● **Given entries**:
=====
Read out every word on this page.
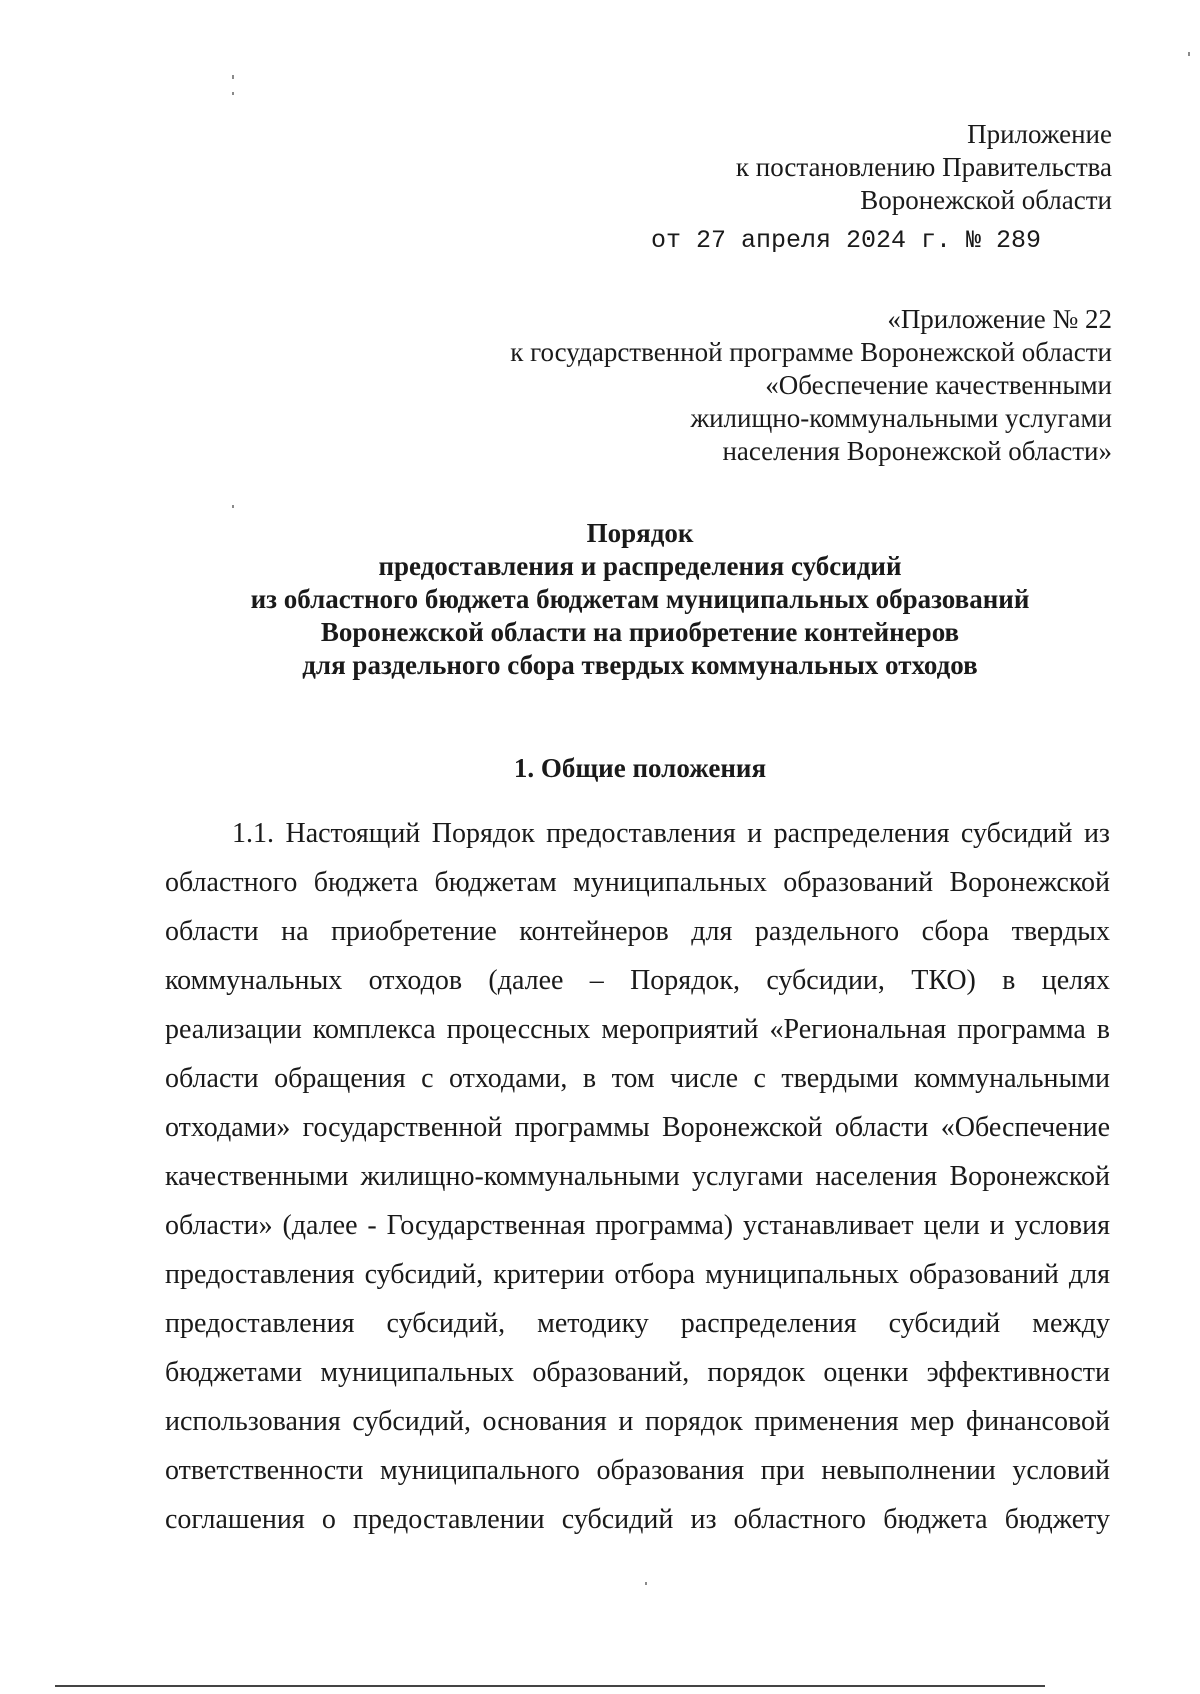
Приложение
к постановлению Правительства
Воронежской области
от 27 апреля 2024 г. № 289
«Приложение № 22
к государственной программе Воронежской области
«Обеспечение качественными
жилищно-коммунальными услугами
населения Воронежской области»
Порядок
предоставления и распределения субсидий
из областного бюджета бюджетам муниципальных образований
Воронежской области на приобретение контейнеров
для раздельного сбора твердых коммунальных отходов
1. Общие положения
1.1. Настоящий Порядок предоставления и распределения субсидий из
областного бюджета бюджетам муниципальных образований Воронежской
области на приобретение контейнеров для раздельного сбора твердых
коммунальных отходов (далее – Порядок, субсидии, ТКО) в целях
реализации комплекса процессных мероприятий «Региональная программа в
области обращения с отходами, в том числе с твердыми коммунальными
отходами» государственной программы Воронежской области «Обеспечение
качественными жилищно-коммунальными услугами населения Воронежской
области» (далее - Государственная программа) устанавливает цели и условия
предоставления субсидий, критерии отбора муниципальных образований для
предоставления субсидий, методику распределения субсидий между
бюджетами муниципальных образований, порядок оценки эффективности
использования субсидий, основания и порядок применения мер финансовой
ответственности муниципального образования при невыполнении условий
соглашения о предоставлении субсидий из областного бюджета бюджету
=====
All of the material above should be reproduced exactly, except the pictures.

Read out every word on this page.
Приложение
к постановлению Правительства
Воронежской области
от 27 апреля 2024 г. № 289
«Приложение № 22
к государственной программе Воронежской области
«Обеспечение качественными
жилищно-коммунальными услугами
населения Воронежской области»
Порядок
предоставления и распределения субсидий
из областного бюджета бюджетам муниципальных образований
Воронежской области на приобретение контейнеров
для раздельного сбора твердых коммунальных отходов
1. Общие положения
1.1. Настоящий Порядок предоставления и распределения субсидий из
областного бюджета бюджетам муниципальных образований Воронежской
области на приобретение контейнеров для раздельного сбора твердых
коммунальных отходов (далее – Порядок, субсидии, ТКО) в целях
реализации комплекса процессных мероприятий «Региональная программа в
области обращения с отходами, в том числе с твердыми коммунальными
отходами» государственной программы Воронежской области «Обеспечение
качественными жилищно-коммунальными услугами населения Воронежской
области» (далее - Государственная программа) устанавливает цели и условия
предоставления субсидий, критерии отбора муниципальных образований для
предоставления субсидий, методику распределения субсидий между
бюджетами муниципальных образований, порядок оценки эффективности
использования субсидий, основания и порядок применения мер финансовой
ответственности муниципального образования при невыполнении условий
соглашения о предоставлении субсидий из областного бюджета бюджету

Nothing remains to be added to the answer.